__PROBLEM TO SOLVE__.
Pictures stay out of the copy; set down each line of the listing below exactly.

Stored data:
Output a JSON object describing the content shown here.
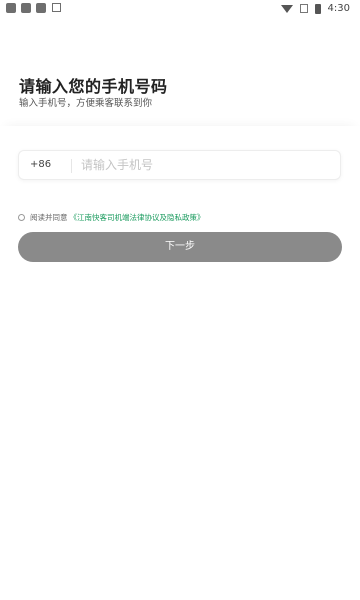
{
  "status_bar": {
    "time": "4:30",
    "left_icons": [
      "notification-icon",
      "notification-icon",
      "notification-icon",
      "storage-icon"
    ],
    "right_icons": [
      "wifi-icon",
      "signal-icon",
      "battery-icon"
    ]
  },
  "header": {
    "title": "请输入您的手机号码",
    "subtitle": "输入手机号，方便乘客联系到你"
  },
  "phone": {
    "country_code": "+86",
    "placeholder": "请输入手机号",
    "value": ""
  },
  "agreement": {
    "checked": false,
    "prefix": "阅读并同意",
    "link": "《江南快客司机端法律协议及隐私政策》"
  },
  "next_button": {
    "label": "下一步",
    "enabled": false
  },
  "colors": {
    "link": "#1a9b5e",
    "button_disabled": "#8a8a8a"
  }
}
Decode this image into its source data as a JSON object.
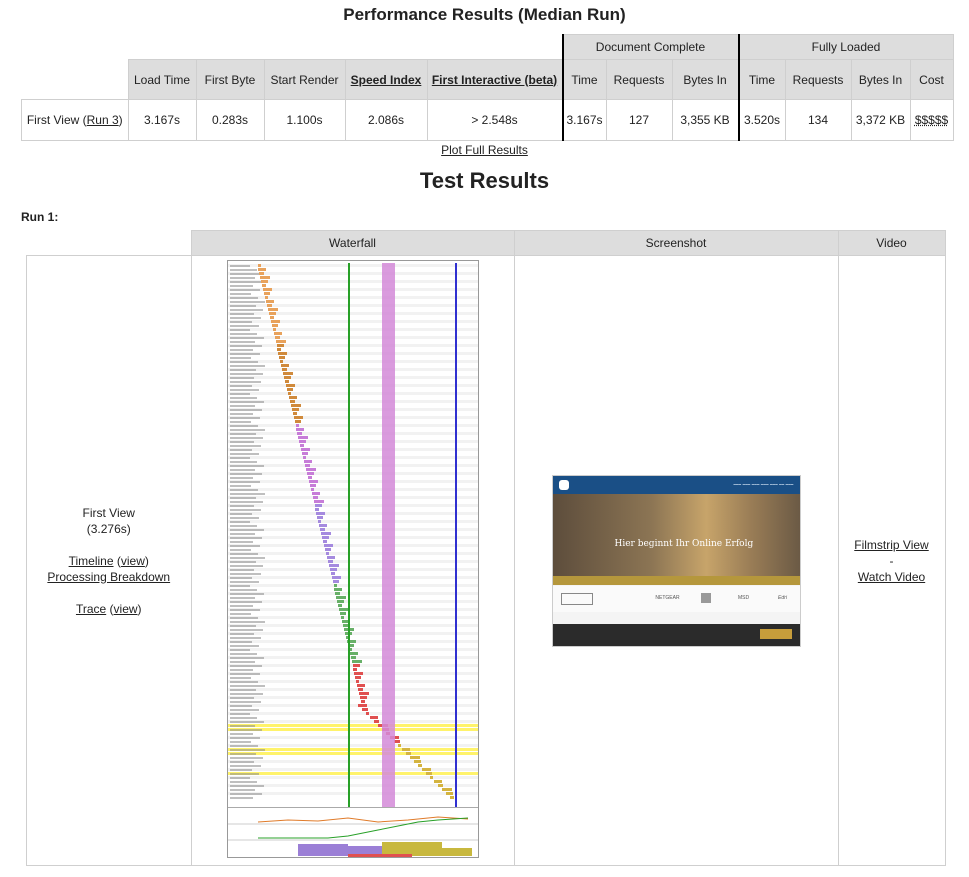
{
  "perf": {
    "title": "Performance Results (Median Run)",
    "group_document": "Document Complete",
    "group_fully": "Fully Loaded",
    "headers": {
      "load_time": "Load Time",
      "first_byte": "First Byte",
      "start_render": "Start Render",
      "speed_index": "Speed Index",
      "first_interactive": "First Interactive (beta)",
      "doc_time": "Time",
      "doc_requests": "Requests",
      "doc_bytes": "Bytes In",
      "fl_time": "Time",
      "fl_requests": "Requests",
      "fl_bytes": "Bytes In",
      "cost": "Cost"
    },
    "row": {
      "label_prefix": "First View (",
      "label_link": "Run 3",
      "label_suffix": ")",
      "load_time": "3.167s",
      "first_byte": "0.283s",
      "start_render": "1.100s",
      "speed_index": "2.086s",
      "first_interactive": "> 2.548s",
      "doc_time": "3.167s",
      "doc_requests": "127",
      "doc_bytes": "3,355 KB",
      "fl_time": "3.520s",
      "fl_requests": "134",
      "fl_bytes": "3,372 KB",
      "cost": "$$$$$"
    },
    "plot_link": "Plot Full Results"
  },
  "results": {
    "title": "Test Results",
    "run_label": "Run 1:",
    "col_waterfall": "Waterfall",
    "col_screenshot": "Screenshot",
    "col_video": "Video",
    "first_view": "First View",
    "first_view_time": "(3.276s)",
    "timeline": "Timeline",
    "view1": "view",
    "processing": "Processing Breakdown",
    "trace": "Trace",
    "view2": "view",
    "filmstrip": "Filmstrip View",
    "dash": "-",
    "watch_video": "Watch Video"
  },
  "screenshot": {
    "hero_text": "Hier beginnt Ihr Online Erfolg",
    "logos": [
      "NETGEAR",
      "MSD",
      "Edri"
    ]
  },
  "colors": {
    "header_bg": "#dddddd",
    "start_render_line": "#28a028",
    "speed_index_band": "#d48ad8",
    "doc_complete_line": "#3030d0",
    "highlight_row": "#fff36b"
  }
}
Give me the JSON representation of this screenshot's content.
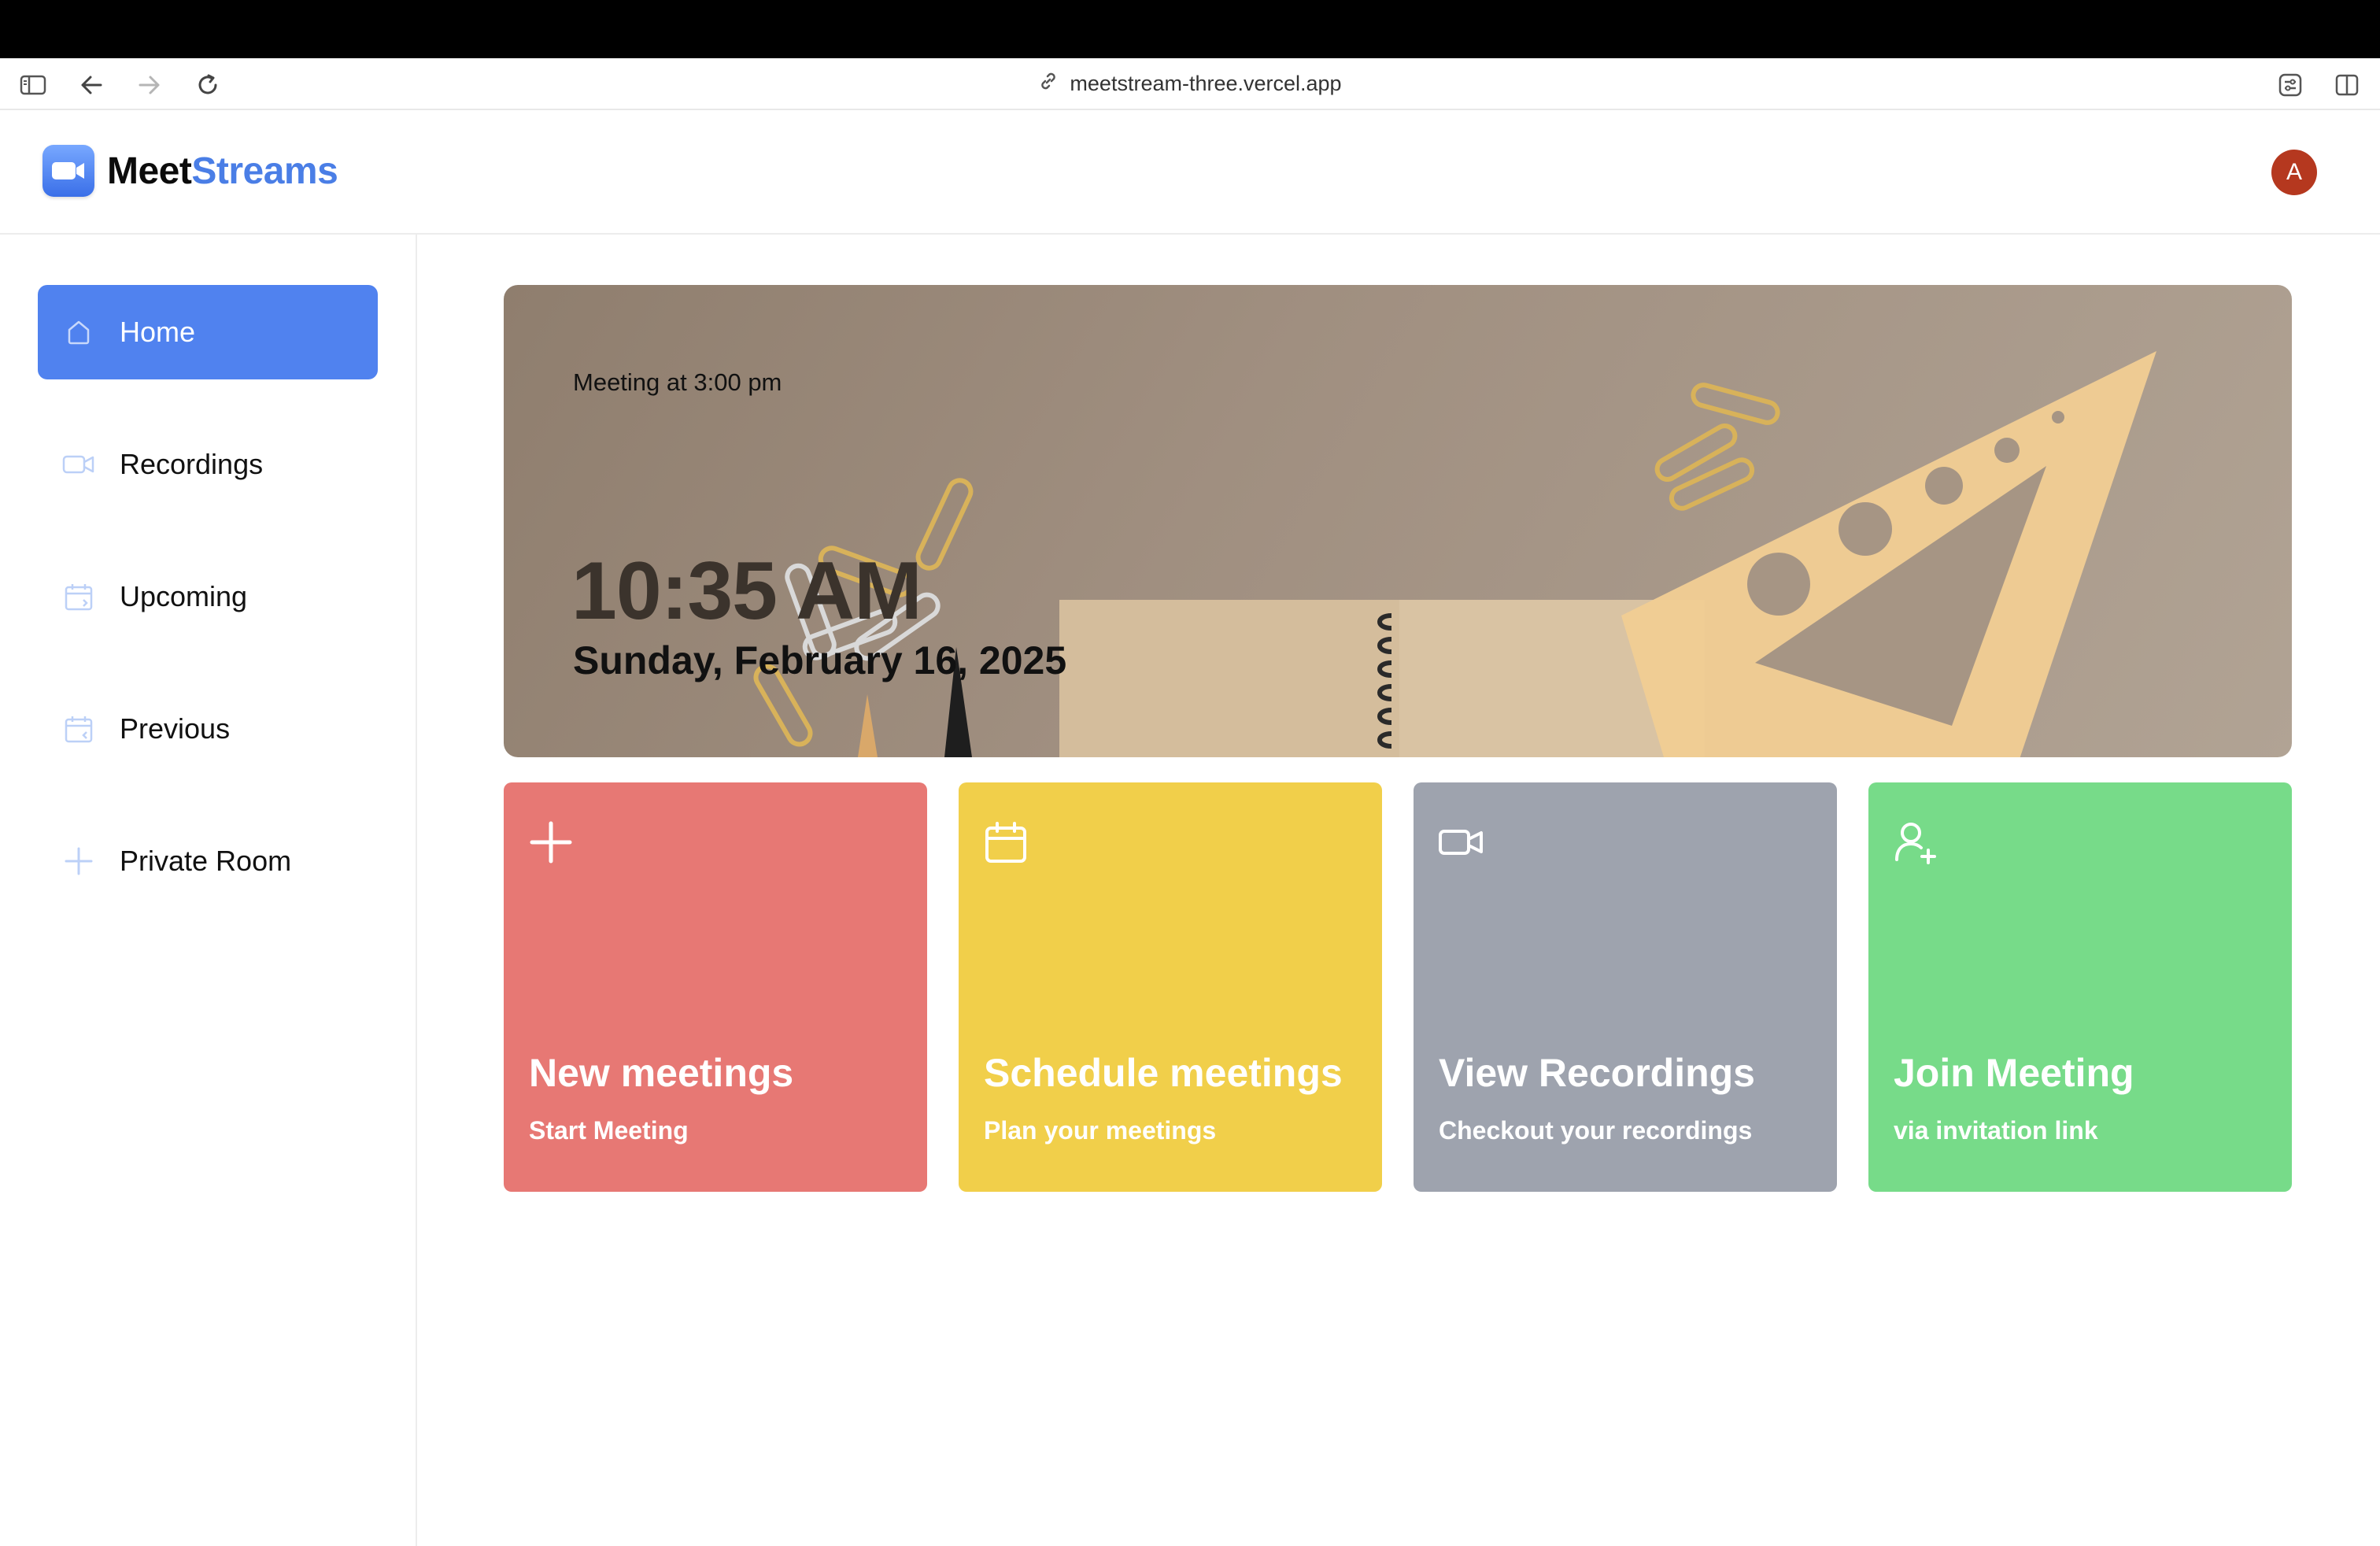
{
  "browser": {
    "url": "meetstream-three.vercel.app",
    "icons": [
      "sidebar-toggle-icon",
      "back-arrow-icon",
      "forward-arrow-icon",
      "reload-icon",
      "link-icon",
      "extensions-icon",
      "split-view-icon"
    ]
  },
  "app": {
    "brand_part1": "Meet",
    "brand_part2": "Streams",
    "brand_color": "#4a7ee6",
    "avatar_initial": "A",
    "avatar_color": "#b5381f"
  },
  "sidebar": {
    "accent": "#5082ef",
    "items": [
      {
        "label": "Home",
        "icon": "home-icon",
        "active": true
      },
      {
        "label": "Recordings",
        "icon": "video-icon",
        "active": false
      },
      {
        "label": "Upcoming",
        "icon": "calendar-forward-icon",
        "active": false
      },
      {
        "label": "Previous",
        "icon": "calendar-back-icon",
        "active": false
      },
      {
        "label": "Private Room",
        "icon": "plus-icon",
        "active": false
      }
    ]
  },
  "hero": {
    "meeting_text": "Meeting at 3:00 pm",
    "time": "10:35 AM",
    "date": "Sunday, February 16, 2025"
  },
  "cards": [
    {
      "title": "New meetings",
      "subtitle": "Start Meeting",
      "icon": "plus-icon",
      "color": "#e77874"
    },
    {
      "title": "Schedule meetings",
      "subtitle": "Plan your meetings",
      "icon": "calendar-icon",
      "color": "#f1cf4a"
    },
    {
      "title": "View Recordings",
      "subtitle": "Checkout your recordings",
      "icon": "video-icon",
      "color": "#9ea3ae"
    },
    {
      "title": "Join Meeting",
      "subtitle": "via invitation link",
      "icon": "user-plus-icon",
      "color": "#77db89"
    }
  ]
}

__WRITTEN REPLY__.
Output a JSON object describing the content shown here.
{
  "status_bar": {
    "time": "4:30",
    "left_icons": [
      "notification-icon",
      "notification-icon",
      "notification-icon",
      "storage-icon"
    ],
    "right_icons": [
      "wifi-icon",
      "signal-icon",
      "battery-icon"
    ]
  },
  "header": {
    "title": "请输入您的手机号码",
    "subtitle": "输入手机号，方便乘客联系到你"
  },
  "phone": {
    "country_code": "+86",
    "placeholder": "请输入手机号",
    "value": ""
  },
  "agreement": {
    "checked": false,
    "prefix": "阅读并同意",
    "link": "《江南快客司机端法律协议及隐私政策》"
  },
  "next_button": {
    "label": "下一步",
    "enabled": false
  },
  "colors": {
    "link": "#1a9b5e",
    "button_disabled": "#8a8a8a"
  }
}
Decode this image into its source data as a JSON object.
{
  "perf": {
    "title": "Performance Results (Median Run)",
    "group_document": "Document Complete",
    "group_fully": "Fully Loaded",
    "headers": {
      "load_time": "Load Time",
      "first_byte": "First Byte",
      "start_render": "Start Render",
      "speed_index": "Speed Index",
      "first_interactive": "First Interactive (beta)",
      "doc_time": "Time",
      "doc_requests": "Requests",
      "doc_bytes": "Bytes In",
      "fl_time": "Time",
      "fl_requests": "Requests",
      "fl_bytes": "Bytes In",
      "cost": "Cost"
    },
    "row": {
      "label_prefix": "First View (",
      "label_link": "Run 3",
      "label_suffix": ")",
      "load_time": "3.167s",
      "first_byte": "0.283s",
      "start_render": "1.100s",
      "speed_index": "2.086s",
      "first_interactive": "> 2.548s",
      "doc_time": "3.167s",
      "doc_requests": "127",
      "doc_bytes": "3,355 KB",
      "fl_time": "3.520s",
      "fl_requests": "134",
      "fl_bytes": "3,372 KB",
      "cost": "$$$$$"
    },
    "plot_link": "Plot Full Results"
  },
  "results": {
    "title": "Test Results",
    "run_label": "Run 1:",
    "col_waterfall": "Waterfall",
    "col_screenshot": "Screenshot",
    "col_video": "Video",
    "first_view": "First View",
    "first_view_time": "(3.276s)",
    "timeline": "Timeline",
    "view1": "view",
    "processing": "Processing Breakdown",
    "trace": "Trace",
    "view2": "view",
    "filmstrip": "Filmstrip View",
    "dash": "-",
    "watch_video": "Watch Video"
  },
  "screenshot": {
    "hero_text": "Hier beginnt Ihr Online Erfolg",
    "logos": [
      "NETGEAR",
      "MSD",
      "Edri"
    ]
  },
  "colors": {
    "header_bg": "#dddddd",
    "start_render_line": "#28a028",
    "speed_index_band": "#d48ad8",
    "doc_complete_line": "#3030d0",
    "highlight_row": "#fff36b"
  }
}
Give me the JSON representation of this screenshot's content.
{
  "browser": {
    "url": "meetstream-three.vercel.app",
    "icons": [
      "sidebar-toggle-icon",
      "back-arrow-icon",
      "forward-arrow-icon",
      "reload-icon",
      "link-icon",
      "extensions-icon",
      "split-view-icon"
    ]
  },
  "app": {
    "brand_part1": "Meet",
    "brand_part2": "Streams",
    "brand_color": "#4a7ee6",
    "avatar_initial": "A",
    "avatar_color": "#b5381f"
  },
  "sidebar": {
    "accent": "#5082ef",
    "items": [
      {
        "label": "Home",
        "icon": "home-icon",
        "active": true
      },
      {
        "label": "Recordings",
        "icon": "video-icon",
        "active": false
      },
      {
        "label": "Upcoming",
        "icon": "calendar-forward-icon",
        "active": false
      },
      {
        "label": "Previous",
        "icon": "calendar-back-icon",
        "active": false
      },
      {
        "label": "Private Room",
        "icon": "plus-icon",
        "active": false
      }
    ]
  },
  "hero": {
    "meeting_text": "Meeting at 3:00 pm",
    "time": "10:35 AM",
    "date": "Sunday, February 16, 2025"
  },
  "cards": [
    {
      "title": "New meetings",
      "subtitle": "Start Meeting",
      "icon": "plus-icon",
      "color": "#e77874"
    },
    {
      "title": "Schedule meetings",
      "subtitle": "Plan your meetings",
      "icon": "calendar-icon",
      "color": "#f1cf4a"
    },
    {
      "title": "View Recordings",
      "subtitle": "Checkout your recordings",
      "icon": "video-icon",
      "color": "#9ea3ae"
    },
    {
      "title": "Join Meeting",
      "subtitle": "via invitation link",
      "icon": "user-plus-icon",
      "color": "#77db89"
    }
  ]
}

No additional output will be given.